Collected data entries
════════
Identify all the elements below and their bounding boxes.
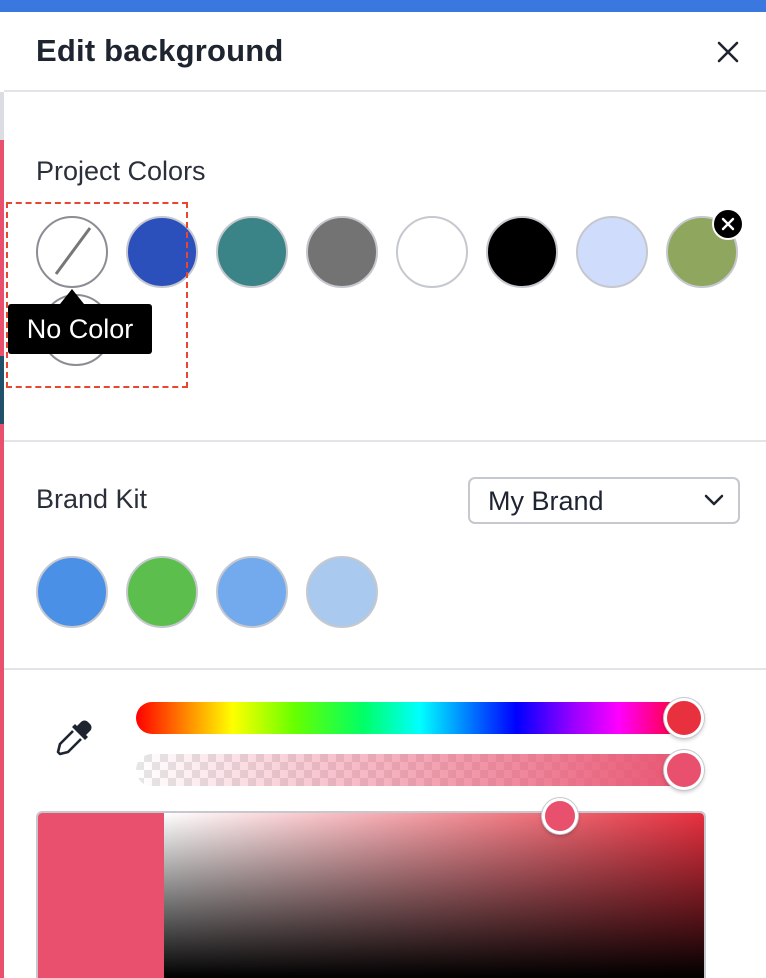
- brightness-gradient: [164, 813, 704, 978]
- opacity-slider-thumb[interactable]: [664, 750, 704, 790]
- panel-header: Edit background: [4, 12, 766, 92]
- top-accent-bar: [0, 0, 766, 12]
- project-colors-label: Project Colors: [36, 156, 206, 186]
- close-icon: [717, 41, 739, 63]
- edit-background-panel: Edit background Project Colors No Color …: [4, 12, 766, 978]
- brand-swatch-pale-blue[interactable]: [306, 556, 378, 628]
- remove-color-button[interactable]: [712, 208, 744, 240]
- hue-slider-thumb[interactable]: [664, 698, 704, 738]
- hue-slider[interactable]: [136, 702, 704, 734]
- eyedropper-icon: [56, 720, 92, 756]
- panel-title: Edit background: [36, 33, 284, 68]
- current-color-preview: [38, 813, 164, 978]
- close-icon: [721, 217, 735, 231]
- divider: [4, 668, 766, 670]
- swatch-gray[interactable]: [306, 216, 378, 288]
- opacity-slider[interactable]: [136, 754, 704, 786]
- page: Edit background Project Colors No Color …: [0, 0, 766, 978]
- brand-swatch-green[interactable]: [126, 556, 198, 628]
- close-button[interactable]: [712, 36, 744, 68]
- brand-kit-selected: My Brand: [488, 486, 604, 516]
- swatch-white[interactable]: [396, 216, 468, 288]
- brand-swatch-sky-blue[interactable]: [216, 556, 288, 628]
- swatch-black[interactable]: [486, 216, 558, 288]
- brand-kit-label: Brand Kit: [36, 484, 148, 514]
- brand-swatch-blue[interactable]: [36, 556, 108, 628]
- divider: [4, 440, 766, 442]
- saturation-brightness-thumb[interactable]: [542, 798, 578, 834]
- saturation-brightness-area[interactable]: [164, 813, 704, 978]
- swatch-light-blue[interactable]: [576, 216, 648, 288]
- swatch-teal[interactable]: [216, 216, 288, 288]
- chevron-down-icon: [704, 494, 724, 506]
- eyedropper-button[interactable]: [52, 716, 96, 760]
- highlight-box: [6, 202, 188, 388]
- brand-kit-select[interactable]: My Brand: [468, 477, 740, 524]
════════
Task
Quote all of the rows above verbatim, omitting the picture.

Solution for this exercise
Identify all the elements below and their bounding boxes.
- brightness-gradient: [164, 813, 704, 978]
- opacity-slider-thumb[interactable]: [664, 750, 704, 790]
- panel-header: Edit background: [4, 12, 766, 92]
- top-accent-bar: [0, 0, 766, 12]
- project-colors-label: Project Colors: [36, 156, 206, 186]
- close-icon: [717, 41, 739, 63]
- edit-background-panel: Edit background Project Colors No Color …: [4, 12, 766, 978]
- brand-swatch-pale-blue[interactable]: [306, 556, 378, 628]
- remove-color-button[interactable]: [712, 208, 744, 240]
- hue-slider-thumb[interactable]: [664, 698, 704, 738]
- hue-slider[interactable]: [136, 702, 704, 734]
- eyedropper-icon: [56, 720, 92, 756]
- panel-title: Edit background: [36, 33, 284, 68]
- current-color-preview: [38, 813, 164, 978]
- close-icon: [721, 217, 735, 231]
- divider: [4, 668, 766, 670]
- swatch-gray[interactable]: [306, 216, 378, 288]
- opacity-slider[interactable]: [136, 754, 704, 786]
- page: Edit background Project Colors No Color …: [0, 0, 766, 978]
- brand-swatch-green[interactable]: [126, 556, 198, 628]
- close-button[interactable]: [712, 36, 744, 68]
- brand-kit-selected: My Brand: [488, 486, 604, 516]
- swatch-white[interactable]: [396, 216, 468, 288]
- brand-swatch-sky-blue[interactable]: [216, 556, 288, 628]
- swatch-black[interactable]: [486, 216, 558, 288]
- brand-kit-label: Brand Kit: [36, 484, 148, 514]
- brand-swatch-blue[interactable]: [36, 556, 108, 628]
- divider: [4, 440, 766, 442]
- saturation-brightness-thumb[interactable]: [542, 798, 578, 834]
- saturation-brightness-area[interactable]: [164, 813, 704, 978]
- swatch-light-blue[interactable]: [576, 216, 648, 288]
- swatch-teal[interactable]: [216, 216, 288, 288]
- chevron-down-icon: [704, 494, 724, 506]
- eyedropper-button[interactable]: [52, 716, 96, 760]
- highlight-box: [6, 202, 188, 388]
- brand-kit-select[interactable]: My Brand: [468, 477, 740, 524]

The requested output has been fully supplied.